Short task: Leave out the pictures and reproduce all of the data exactly.
--- Data records ---
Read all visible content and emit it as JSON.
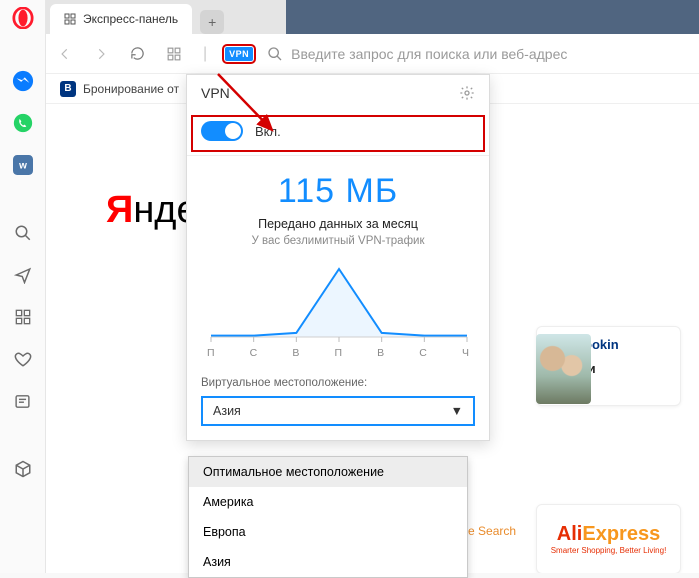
{
  "tab": {
    "title": "Экспресс-панель"
  },
  "addressbar": {
    "vpn_label": "VPN",
    "placeholder": "Введите запрос для поиска или веб-адрес"
  },
  "bookmark": {
    "icon_letter": "B",
    "label": "Бронирование от"
  },
  "page": {
    "yandex_html": "Янде",
    "booking": {
      "icon_letter": "B",
      "brand": "Bookin",
      "promo": "Скидки"
    },
    "aliexpress": {
      "line1a": "Ali",
      "line1b": "Express",
      "line2": "Smarter Shopping, Better Living!"
    },
    "goog": "Google Search"
  },
  "vpn": {
    "title": "VPN",
    "toggle_label": "Вкл.",
    "usage_value": "115 МБ",
    "usage_sub": "Передано данных за месяц",
    "usage_note": "У вас безлимитный VPN-трафик",
    "days": [
      "П",
      "С",
      "В",
      "П",
      "В",
      "С",
      "Ч"
    ],
    "location_label": "Виртуальное местоположение:",
    "selected": "Азия",
    "options": [
      "Оптимальное местоположение",
      "Америка",
      "Европа",
      "Азия"
    ]
  },
  "chart_data": {
    "type": "line",
    "categories": [
      "П",
      "С",
      "В",
      "П",
      "В",
      "С",
      "Ч"
    ],
    "values": [
      2,
      2,
      6,
      100,
      6,
      2,
      2
    ],
    "title": "",
    "xlabel": "",
    "ylabel": "",
    "ylim": [
      0,
      100
    ]
  }
}
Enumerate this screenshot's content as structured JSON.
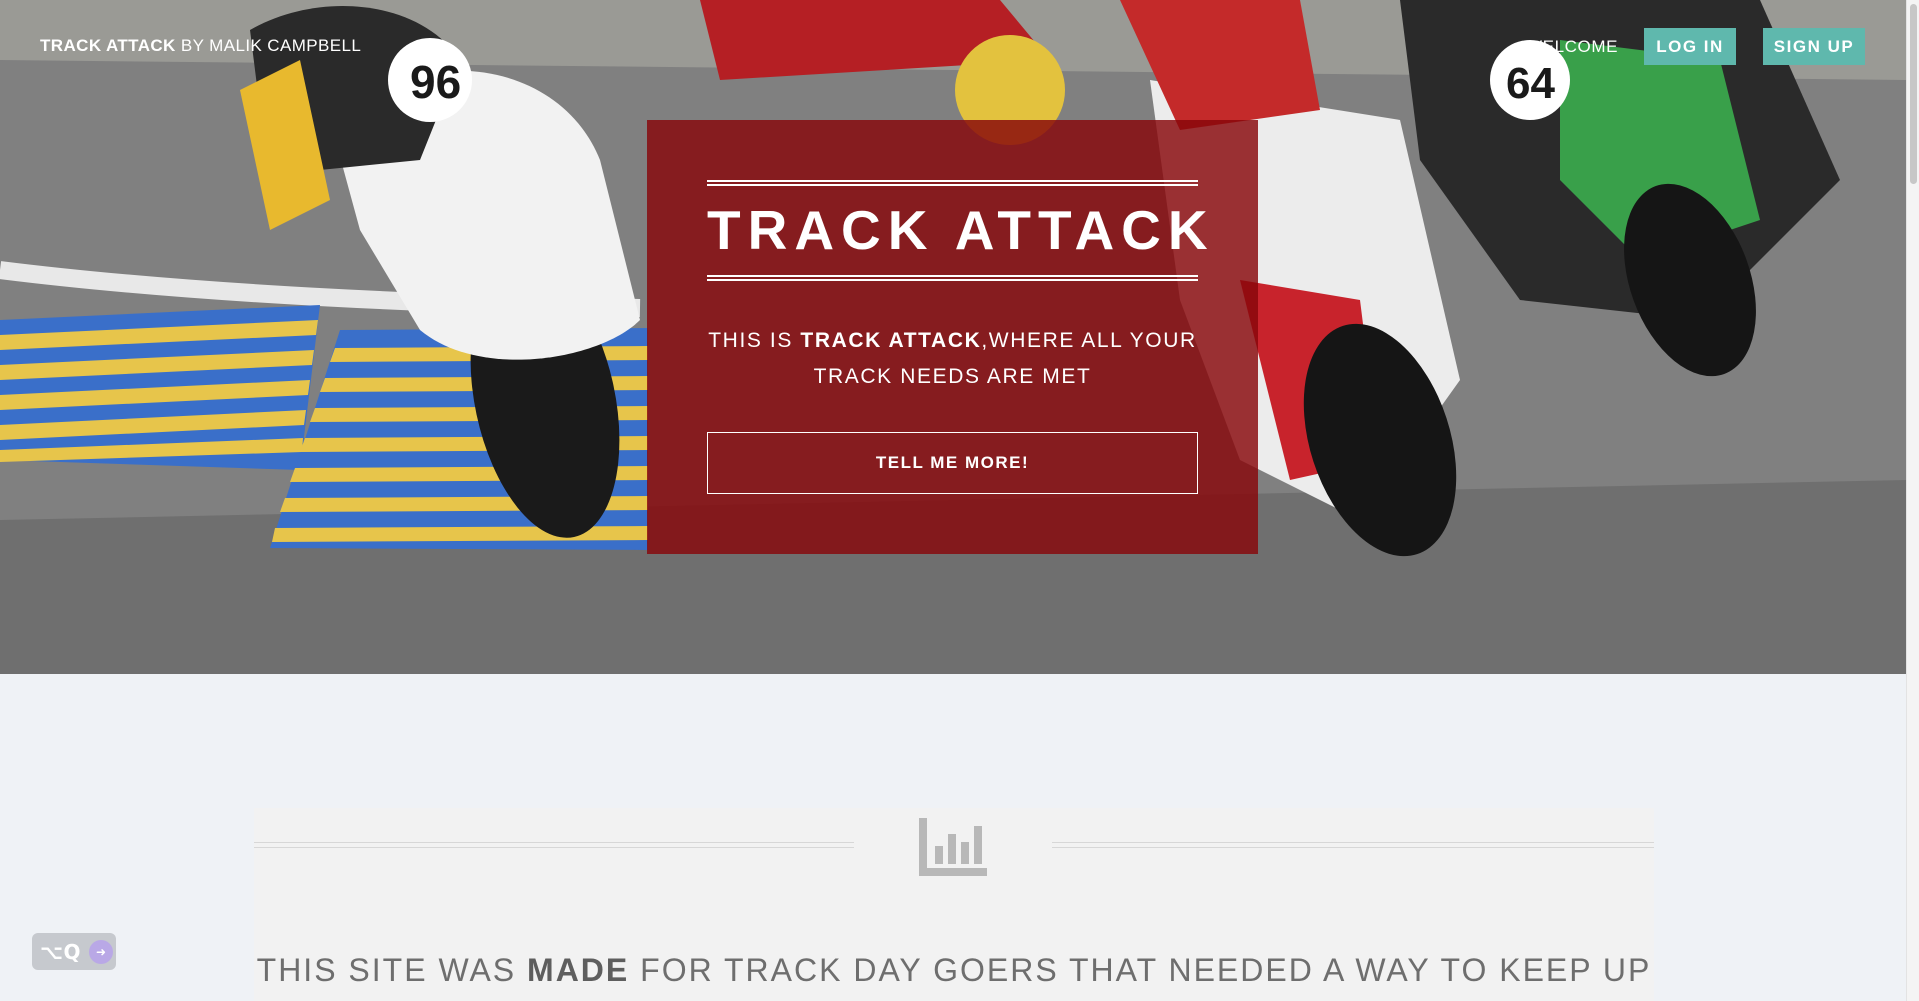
{
  "nav": {
    "brand_bold": "TRACK ATTACK",
    "brand_rest": " BY MALIK CAMPBELL",
    "welcome": "WELCOME",
    "login": "LOG IN",
    "signup": "SIGN UP"
  },
  "hero": {
    "title": "TRACK ATTACK",
    "desc_prefix": "THIS IS ",
    "desc_bold": "TRACK ATTACK",
    "desc_suffix": ",WHERE ALL YOUR TRACK NEEDS ARE MET",
    "cta": "TELL ME MORE!"
  },
  "section": {
    "icon": "bar-chart-icon",
    "text_prefix": "THIS SITE WAS ",
    "text_bold": "MADE",
    "text_suffix": " FOR TRACK DAY GOERS THAT NEEDED A WAY TO KEEP UP"
  },
  "widget": {
    "shortcut": "⌥Q"
  },
  "colors": {
    "accent": "#5fb8ad",
    "card": "#87060a",
    "page_bg": "#eff2f6"
  }
}
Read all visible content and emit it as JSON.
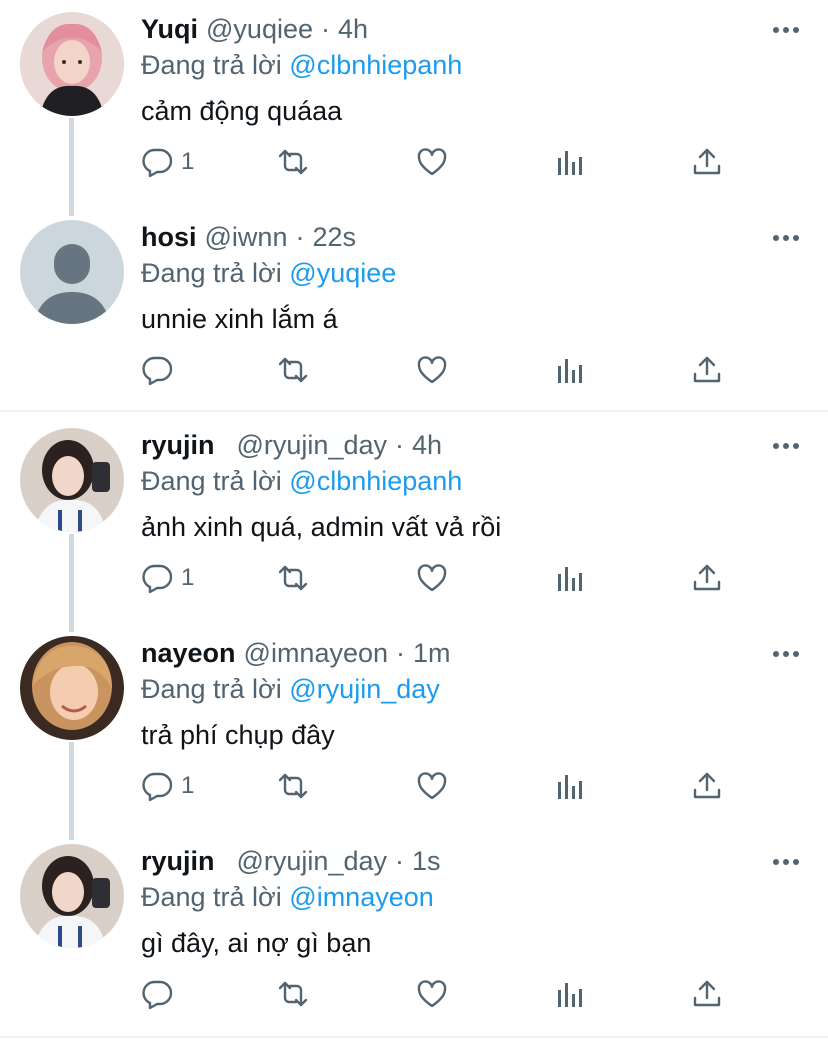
{
  "reply_prefix": "Đang trả lời",
  "colors": {
    "accent": "#1d9bf0",
    "muted": "#536471",
    "text": "#0f1419",
    "thread_line": "#cfd9de"
  },
  "tweets": [
    {
      "name": "Yuqi",
      "handle": "@yuqiee",
      "time": "4h",
      "reply_to": "@clbnhiepanh",
      "text": "cảm động quáaa",
      "reply_count": "1",
      "avatar": "photo"
    },
    {
      "name": "hosi",
      "handle": "@iwnn",
      "time": "22s",
      "reply_to": "@yuqiee",
      "text": "unnie xinh lắm á",
      "reply_count": "",
      "avatar": "default-avatar-icon"
    },
    {
      "name": "ryujin",
      "handle": "@ryujin_day",
      "time": "4h",
      "reply_to": "@clbnhiepanh",
      "text": "ảnh xinh quá, admin vất vả rồi",
      "reply_count": "1",
      "avatar": "photo"
    },
    {
      "name": "nayeon",
      "handle": "@imnayeon",
      "time": "1m",
      "reply_to": "@ryujin_day",
      "text": "trả phí chụp đây",
      "reply_count": "1",
      "avatar": "photo"
    },
    {
      "name": "ryujin",
      "handle": "@ryujin_day",
      "time": "1s",
      "reply_to": "@imnayeon",
      "text": "gì đây, ai nợ gì bạn",
      "reply_count": "",
      "avatar": "photo"
    }
  ]
}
---
Completed task:
Read all visible content and emit it as JSON.
{
  "tab": {
    "title": "Экспресс-панель"
  },
  "addressbar": {
    "vpn_label": "VPN",
    "placeholder": "Введите запрос для поиска или веб-адрес"
  },
  "bookmark": {
    "icon_letter": "B",
    "label": "Бронирование от"
  },
  "page": {
    "yandex_html": "Янде",
    "booking": {
      "icon_letter": "B",
      "brand": "Bookin",
      "promo": "Скидки"
    },
    "aliexpress": {
      "line1a": "Ali",
      "line1b": "Express",
      "line2": "Smarter Shopping, Better Living!"
    },
    "goog": "Google Search"
  },
  "vpn": {
    "title": "VPN",
    "toggle_label": "Вкл.",
    "usage_value": "115 МБ",
    "usage_sub": "Передано данных за месяц",
    "usage_note": "У вас безлимитный VPN-трафик",
    "days": [
      "П",
      "С",
      "В",
      "П",
      "В",
      "С",
      "Ч"
    ],
    "location_label": "Виртуальное местоположение:",
    "selected": "Азия",
    "options": [
      "Оптимальное местоположение",
      "Америка",
      "Европа",
      "Азия"
    ]
  },
  "chart_data": {
    "type": "line",
    "categories": [
      "П",
      "С",
      "В",
      "П",
      "В",
      "С",
      "Ч"
    ],
    "values": [
      2,
      2,
      6,
      100,
      6,
      2,
      2
    ],
    "title": "",
    "xlabel": "",
    "ylabel": "",
    "ylim": [
      0,
      100
    ]
  }
}
Enumerate this screenshot's content as structured JSON.
{
  "nav": {
    "brand_bold": "TRACK ATTACK",
    "brand_rest": " BY MALIK CAMPBELL",
    "welcome": "WELCOME",
    "login": "LOG IN",
    "signup": "SIGN UP"
  },
  "hero": {
    "title": "TRACK ATTACK",
    "desc_prefix": "THIS IS ",
    "desc_bold": "TRACK ATTACK",
    "desc_suffix": ",WHERE ALL YOUR TRACK NEEDS ARE MET",
    "cta": "TELL ME MORE!"
  },
  "section": {
    "icon": "bar-chart-icon",
    "text_prefix": "THIS SITE WAS ",
    "text_bold": "MADE",
    "text_suffix": " FOR TRACK DAY GOERS THAT NEEDED A WAY TO KEEP UP"
  },
  "widget": {
    "shortcut": "⌥Q"
  },
  "colors": {
    "accent": "#5fb8ad",
    "card": "#87060a",
    "page_bg": "#eff2f6"
  }
}
Read all visible content and emit it as JSON.
{
  "reply_prefix": "Đang trả lời",
  "colors": {
    "accent": "#1d9bf0",
    "muted": "#536471",
    "text": "#0f1419",
    "thread_line": "#cfd9de"
  },
  "tweets": [
    {
      "name": "Yuqi",
      "handle": "@yuqiee",
      "time": "4h",
      "reply_to": "@clbnhiepanh",
      "text": "cảm động quáaa",
      "reply_count": "1",
      "avatar": "photo"
    },
    {
      "name": "hosi",
      "handle": "@iwnn",
      "time": "22s",
      "reply_to": "@yuqiee",
      "text": "unnie xinh lắm á",
      "reply_count": "",
      "avatar": "default-avatar-icon"
    },
    {
      "name": "ryujin",
      "handle": "@ryujin_day",
      "time": "4h",
      "reply_to": "@clbnhiepanh",
      "text": "ảnh xinh quá, admin vất vả rồi",
      "reply_count": "1",
      "avatar": "photo"
    },
    {
      "name": "nayeon",
      "handle": "@imnayeon",
      "time": "1m",
      "reply_to": "@ryujin_day",
      "text": "trả phí chụp đây",
      "reply_count": "1",
      "avatar": "photo"
    },
    {
      "name": "ryujin",
      "handle": "@ryujin_day",
      "time": "1s",
      "reply_to": "@imnayeon",
      "text": "gì đây, ai nợ gì bạn",
      "reply_count": "",
      "avatar": "photo"
    }
  ]
}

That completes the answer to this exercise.